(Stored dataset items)

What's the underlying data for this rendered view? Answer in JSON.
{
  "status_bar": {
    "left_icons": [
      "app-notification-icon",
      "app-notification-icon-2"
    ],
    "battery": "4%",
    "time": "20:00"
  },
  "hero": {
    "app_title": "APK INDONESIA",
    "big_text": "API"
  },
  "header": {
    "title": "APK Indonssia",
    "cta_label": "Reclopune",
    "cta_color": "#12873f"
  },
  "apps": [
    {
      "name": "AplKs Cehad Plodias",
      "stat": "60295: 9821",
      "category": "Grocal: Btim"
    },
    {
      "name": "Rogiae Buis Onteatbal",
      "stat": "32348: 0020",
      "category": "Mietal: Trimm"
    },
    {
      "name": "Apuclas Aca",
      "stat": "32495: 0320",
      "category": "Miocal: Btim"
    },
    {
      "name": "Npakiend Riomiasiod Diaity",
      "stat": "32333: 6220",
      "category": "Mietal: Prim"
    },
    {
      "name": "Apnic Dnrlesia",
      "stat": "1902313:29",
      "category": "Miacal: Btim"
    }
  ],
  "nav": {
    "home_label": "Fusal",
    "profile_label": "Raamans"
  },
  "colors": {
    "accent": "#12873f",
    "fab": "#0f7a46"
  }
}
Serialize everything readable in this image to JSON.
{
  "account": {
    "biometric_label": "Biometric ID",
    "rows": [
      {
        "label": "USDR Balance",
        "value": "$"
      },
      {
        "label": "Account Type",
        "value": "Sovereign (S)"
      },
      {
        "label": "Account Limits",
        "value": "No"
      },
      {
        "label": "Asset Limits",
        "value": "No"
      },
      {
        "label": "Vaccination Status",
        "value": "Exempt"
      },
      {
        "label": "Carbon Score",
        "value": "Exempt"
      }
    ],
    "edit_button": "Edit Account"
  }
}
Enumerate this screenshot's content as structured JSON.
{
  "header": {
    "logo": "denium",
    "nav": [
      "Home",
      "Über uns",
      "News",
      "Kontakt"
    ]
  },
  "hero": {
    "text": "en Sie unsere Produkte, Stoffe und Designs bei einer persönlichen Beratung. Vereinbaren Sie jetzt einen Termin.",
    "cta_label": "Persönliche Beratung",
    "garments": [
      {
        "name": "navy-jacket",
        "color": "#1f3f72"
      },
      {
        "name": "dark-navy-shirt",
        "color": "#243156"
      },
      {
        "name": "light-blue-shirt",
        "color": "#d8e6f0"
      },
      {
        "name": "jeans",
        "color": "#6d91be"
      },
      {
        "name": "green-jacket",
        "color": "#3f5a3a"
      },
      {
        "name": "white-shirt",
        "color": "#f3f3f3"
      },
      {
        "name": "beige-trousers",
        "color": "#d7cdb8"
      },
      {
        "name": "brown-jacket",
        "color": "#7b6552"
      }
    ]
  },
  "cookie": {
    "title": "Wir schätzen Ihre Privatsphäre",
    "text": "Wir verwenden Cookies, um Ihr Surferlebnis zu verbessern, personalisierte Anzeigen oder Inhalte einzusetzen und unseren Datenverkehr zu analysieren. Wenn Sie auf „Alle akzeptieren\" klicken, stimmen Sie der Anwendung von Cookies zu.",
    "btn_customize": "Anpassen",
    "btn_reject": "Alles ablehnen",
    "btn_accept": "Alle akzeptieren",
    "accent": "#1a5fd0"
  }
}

→ SHORT PROBLEM
Go through the listing above and locate each line that holds the word "category". Copy those lines.

→ TASK RESPONSE
      "category": "Grocal: Btim"
      "category": "Mietal: Trimm"
      "category": "Miocal: Btim"
      "category": "Mietal: Prim"
      "category": "Miacal: Btim"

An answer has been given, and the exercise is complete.